--- Start STORED DATA ---

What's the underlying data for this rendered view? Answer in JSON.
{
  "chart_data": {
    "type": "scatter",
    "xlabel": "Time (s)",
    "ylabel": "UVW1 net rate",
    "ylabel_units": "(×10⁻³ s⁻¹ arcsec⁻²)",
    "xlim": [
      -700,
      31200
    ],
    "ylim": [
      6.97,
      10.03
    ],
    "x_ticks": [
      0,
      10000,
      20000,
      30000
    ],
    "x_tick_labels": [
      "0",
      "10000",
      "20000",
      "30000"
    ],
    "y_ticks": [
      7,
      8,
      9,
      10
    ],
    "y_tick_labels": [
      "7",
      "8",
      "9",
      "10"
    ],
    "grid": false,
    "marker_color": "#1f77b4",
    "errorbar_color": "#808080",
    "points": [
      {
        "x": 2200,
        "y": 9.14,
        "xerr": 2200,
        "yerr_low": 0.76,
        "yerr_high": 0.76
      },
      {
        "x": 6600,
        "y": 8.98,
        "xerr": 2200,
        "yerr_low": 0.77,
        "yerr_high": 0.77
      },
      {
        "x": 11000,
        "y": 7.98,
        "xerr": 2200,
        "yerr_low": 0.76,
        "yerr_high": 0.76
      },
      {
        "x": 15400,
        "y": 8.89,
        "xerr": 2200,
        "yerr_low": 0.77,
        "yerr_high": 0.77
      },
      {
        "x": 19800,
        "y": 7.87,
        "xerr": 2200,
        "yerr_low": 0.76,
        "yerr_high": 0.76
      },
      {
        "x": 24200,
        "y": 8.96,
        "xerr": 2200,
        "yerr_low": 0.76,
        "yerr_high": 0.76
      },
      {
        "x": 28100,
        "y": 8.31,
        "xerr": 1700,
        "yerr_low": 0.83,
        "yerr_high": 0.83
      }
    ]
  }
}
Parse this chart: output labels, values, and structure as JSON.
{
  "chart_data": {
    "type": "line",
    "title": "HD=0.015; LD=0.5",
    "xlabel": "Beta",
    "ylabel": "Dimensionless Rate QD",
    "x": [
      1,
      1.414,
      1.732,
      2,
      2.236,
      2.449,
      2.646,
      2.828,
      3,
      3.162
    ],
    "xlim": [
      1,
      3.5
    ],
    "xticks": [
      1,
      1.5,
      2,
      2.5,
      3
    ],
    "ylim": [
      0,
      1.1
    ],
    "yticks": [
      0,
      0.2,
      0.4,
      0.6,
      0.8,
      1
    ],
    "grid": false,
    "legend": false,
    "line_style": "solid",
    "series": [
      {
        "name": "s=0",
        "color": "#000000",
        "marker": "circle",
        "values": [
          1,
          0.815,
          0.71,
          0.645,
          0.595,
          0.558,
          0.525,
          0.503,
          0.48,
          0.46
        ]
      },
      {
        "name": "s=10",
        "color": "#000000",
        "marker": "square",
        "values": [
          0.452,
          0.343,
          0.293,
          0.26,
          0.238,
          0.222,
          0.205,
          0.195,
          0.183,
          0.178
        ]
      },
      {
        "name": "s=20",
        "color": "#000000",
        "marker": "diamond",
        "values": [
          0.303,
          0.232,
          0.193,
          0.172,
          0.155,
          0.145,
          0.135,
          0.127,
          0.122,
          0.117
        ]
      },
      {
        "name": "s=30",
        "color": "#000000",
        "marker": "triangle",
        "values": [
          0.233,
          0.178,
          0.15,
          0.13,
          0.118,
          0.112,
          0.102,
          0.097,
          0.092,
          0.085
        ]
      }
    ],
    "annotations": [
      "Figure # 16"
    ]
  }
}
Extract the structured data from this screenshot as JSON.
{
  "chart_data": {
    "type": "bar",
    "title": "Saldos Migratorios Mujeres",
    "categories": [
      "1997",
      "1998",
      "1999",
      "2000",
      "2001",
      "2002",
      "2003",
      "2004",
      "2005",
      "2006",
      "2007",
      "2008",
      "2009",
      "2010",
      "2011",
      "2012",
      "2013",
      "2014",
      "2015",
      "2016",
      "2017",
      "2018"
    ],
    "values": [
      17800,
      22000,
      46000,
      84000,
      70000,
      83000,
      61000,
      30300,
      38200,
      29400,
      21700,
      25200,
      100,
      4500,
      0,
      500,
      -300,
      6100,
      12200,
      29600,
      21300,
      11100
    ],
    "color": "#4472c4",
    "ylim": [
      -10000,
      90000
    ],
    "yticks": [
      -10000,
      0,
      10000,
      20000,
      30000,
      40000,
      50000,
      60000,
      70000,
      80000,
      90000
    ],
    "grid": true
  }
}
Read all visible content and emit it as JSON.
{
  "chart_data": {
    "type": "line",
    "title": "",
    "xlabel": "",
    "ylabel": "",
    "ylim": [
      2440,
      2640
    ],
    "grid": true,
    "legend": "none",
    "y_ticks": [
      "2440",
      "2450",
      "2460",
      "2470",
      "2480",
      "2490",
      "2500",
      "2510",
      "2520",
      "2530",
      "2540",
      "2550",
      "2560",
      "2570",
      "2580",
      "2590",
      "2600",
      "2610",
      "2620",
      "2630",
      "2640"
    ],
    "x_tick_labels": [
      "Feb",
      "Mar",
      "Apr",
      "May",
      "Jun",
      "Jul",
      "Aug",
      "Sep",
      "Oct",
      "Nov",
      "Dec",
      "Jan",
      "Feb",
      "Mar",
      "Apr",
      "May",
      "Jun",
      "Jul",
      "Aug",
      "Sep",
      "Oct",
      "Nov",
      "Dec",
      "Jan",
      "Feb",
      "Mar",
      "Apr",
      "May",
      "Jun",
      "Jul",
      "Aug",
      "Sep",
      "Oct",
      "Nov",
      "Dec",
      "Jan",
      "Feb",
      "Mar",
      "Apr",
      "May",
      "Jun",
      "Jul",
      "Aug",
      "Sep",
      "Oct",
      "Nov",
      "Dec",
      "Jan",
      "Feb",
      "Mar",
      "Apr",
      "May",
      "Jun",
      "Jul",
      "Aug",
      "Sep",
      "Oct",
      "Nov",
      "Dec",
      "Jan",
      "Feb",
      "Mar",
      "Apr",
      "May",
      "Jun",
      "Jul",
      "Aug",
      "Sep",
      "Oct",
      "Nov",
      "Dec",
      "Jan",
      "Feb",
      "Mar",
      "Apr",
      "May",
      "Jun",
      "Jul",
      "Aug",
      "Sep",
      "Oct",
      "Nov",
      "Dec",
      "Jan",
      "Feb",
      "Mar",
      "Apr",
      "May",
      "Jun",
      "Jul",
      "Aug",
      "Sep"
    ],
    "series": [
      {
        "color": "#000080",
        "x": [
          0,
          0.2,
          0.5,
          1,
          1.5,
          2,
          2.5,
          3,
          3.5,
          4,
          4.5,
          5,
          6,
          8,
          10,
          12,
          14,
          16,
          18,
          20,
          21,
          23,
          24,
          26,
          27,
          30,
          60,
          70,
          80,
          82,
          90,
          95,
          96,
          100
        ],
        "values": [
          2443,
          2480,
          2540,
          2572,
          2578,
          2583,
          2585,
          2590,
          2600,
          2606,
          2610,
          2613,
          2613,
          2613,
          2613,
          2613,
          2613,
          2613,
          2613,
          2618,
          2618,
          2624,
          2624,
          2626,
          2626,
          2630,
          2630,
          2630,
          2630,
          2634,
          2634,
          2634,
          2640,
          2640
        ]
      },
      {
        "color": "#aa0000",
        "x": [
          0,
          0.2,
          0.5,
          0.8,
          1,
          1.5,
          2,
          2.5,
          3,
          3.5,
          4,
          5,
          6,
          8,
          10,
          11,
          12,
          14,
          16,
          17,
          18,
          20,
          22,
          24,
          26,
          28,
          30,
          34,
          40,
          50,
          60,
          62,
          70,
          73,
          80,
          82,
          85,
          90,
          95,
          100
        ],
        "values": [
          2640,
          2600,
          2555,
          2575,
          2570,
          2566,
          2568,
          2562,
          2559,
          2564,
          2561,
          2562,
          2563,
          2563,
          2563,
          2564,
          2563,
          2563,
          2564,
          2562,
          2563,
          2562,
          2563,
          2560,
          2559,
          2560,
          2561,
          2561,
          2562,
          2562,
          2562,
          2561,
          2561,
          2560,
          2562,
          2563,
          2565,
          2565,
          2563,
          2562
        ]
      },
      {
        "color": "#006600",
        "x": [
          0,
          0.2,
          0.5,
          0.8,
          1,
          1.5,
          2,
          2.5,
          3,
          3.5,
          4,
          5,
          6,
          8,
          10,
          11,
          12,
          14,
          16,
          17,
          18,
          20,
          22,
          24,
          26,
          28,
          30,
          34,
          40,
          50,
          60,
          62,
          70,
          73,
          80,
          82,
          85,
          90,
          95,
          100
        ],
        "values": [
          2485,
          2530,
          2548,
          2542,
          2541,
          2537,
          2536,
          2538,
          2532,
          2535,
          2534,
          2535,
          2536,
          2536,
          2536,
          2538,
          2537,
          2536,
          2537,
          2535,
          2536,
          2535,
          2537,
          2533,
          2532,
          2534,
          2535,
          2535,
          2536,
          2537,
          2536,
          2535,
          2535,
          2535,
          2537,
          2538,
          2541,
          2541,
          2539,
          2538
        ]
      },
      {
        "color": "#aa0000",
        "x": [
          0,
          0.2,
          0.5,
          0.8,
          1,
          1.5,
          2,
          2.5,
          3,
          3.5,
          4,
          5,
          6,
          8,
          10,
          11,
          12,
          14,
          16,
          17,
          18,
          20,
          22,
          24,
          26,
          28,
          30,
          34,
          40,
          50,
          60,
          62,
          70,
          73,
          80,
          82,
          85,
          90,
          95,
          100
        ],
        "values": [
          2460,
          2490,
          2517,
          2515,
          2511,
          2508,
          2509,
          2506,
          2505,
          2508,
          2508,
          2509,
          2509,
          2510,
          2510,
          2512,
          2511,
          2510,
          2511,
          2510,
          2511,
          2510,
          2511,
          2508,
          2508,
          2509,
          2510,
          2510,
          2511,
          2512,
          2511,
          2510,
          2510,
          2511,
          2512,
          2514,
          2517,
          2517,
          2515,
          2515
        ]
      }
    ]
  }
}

--- End STORED DATA ---

## [WHAT YOU WILL DO]
Lines that hold the word "this" are the ones to return, every one of them.

## [RESULT BELOW]
What's the underlying data for this rendered view? Answer in JSON.
Parse this chart: output labels, values, and structure as JSON.
Extract the structured data from this screenshot as JSON.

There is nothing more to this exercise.